* _Requirement_
The listing below should be written out exactly; please include all of it.

━━ Listed entries ━━

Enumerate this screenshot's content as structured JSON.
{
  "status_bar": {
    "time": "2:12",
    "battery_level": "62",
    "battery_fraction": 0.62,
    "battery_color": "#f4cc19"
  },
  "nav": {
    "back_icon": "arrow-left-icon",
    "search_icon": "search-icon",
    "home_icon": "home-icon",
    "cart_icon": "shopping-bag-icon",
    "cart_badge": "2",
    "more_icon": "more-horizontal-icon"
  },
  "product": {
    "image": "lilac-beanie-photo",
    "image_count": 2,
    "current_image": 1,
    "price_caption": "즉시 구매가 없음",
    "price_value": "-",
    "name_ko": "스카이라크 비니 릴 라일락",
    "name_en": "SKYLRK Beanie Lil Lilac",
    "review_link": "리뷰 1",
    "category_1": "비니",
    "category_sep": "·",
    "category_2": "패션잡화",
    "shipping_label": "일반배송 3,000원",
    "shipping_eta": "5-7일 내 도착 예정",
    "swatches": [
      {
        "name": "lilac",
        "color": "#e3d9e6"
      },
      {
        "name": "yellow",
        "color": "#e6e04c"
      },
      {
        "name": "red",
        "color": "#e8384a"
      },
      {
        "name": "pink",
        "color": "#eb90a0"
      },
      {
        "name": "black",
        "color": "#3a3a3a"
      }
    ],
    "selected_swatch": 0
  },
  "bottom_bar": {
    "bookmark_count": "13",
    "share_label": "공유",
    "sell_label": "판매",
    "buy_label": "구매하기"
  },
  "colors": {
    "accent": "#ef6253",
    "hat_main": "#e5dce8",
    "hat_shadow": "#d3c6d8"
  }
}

━━━

* _Full response_
Enumerate this screenshot's content as structured JSON.
{
  "status_bar": {
    "time": "2:12",
    "battery_level": "62",
    "battery_fraction": 0.62,
    "battery_color": "#f4cc19"
  },
  "nav": {
    "back_icon": "arrow-left-icon",
    "search_icon": "search-icon",
    "home_icon": "home-icon",
    "cart_icon": "shopping-bag-icon",
    "cart_badge": "2",
    "more_icon": "more-horizontal-icon"
  },
  "product": {
    "image": "lilac-beanie-photo",
    "image_count": 2,
    "current_image": 1,
    "price_caption": "즉시 구매가 없음",
    "price_value": "-",
    "name_ko": "스카이라크 비니 릴 라일락",
    "name_en": "SKYLRK Beanie Lil Lilac",
    "review_link": "리뷰 1",
    "category_1": "비니",
    "category_sep": "·",
    "category_2": "패션잡화",
    "shipping_label": "일반배송 3,000원",
    "shipping_eta": "5-7일 내 도착 예정",
    "swatches": [
      {
        "name": "lilac",
        "color": "#e3d9e6"
      },
      {
        "name": "yellow",
        "color": "#e6e04c"
      },
      {
        "name": "red",
        "color": "#e8384a"
      },
      {
        "name": "pink",
        "color": "#eb90a0"
      },
      {
        "name": "black",
        "color": "#3a3a3a"
      }
    ],
    "selected_swatch": 0
  },
  "bottom_bar": {
    "bookmark_count": "13",
    "share_label": "공유",
    "sell_label": "판매",
    "buy_label": "구매하기"
  },
  "colors": {
    "accent": "#ef6253",
    "hat_main": "#e5dce8",
    "hat_shadow": "#d3c6d8"
  }
}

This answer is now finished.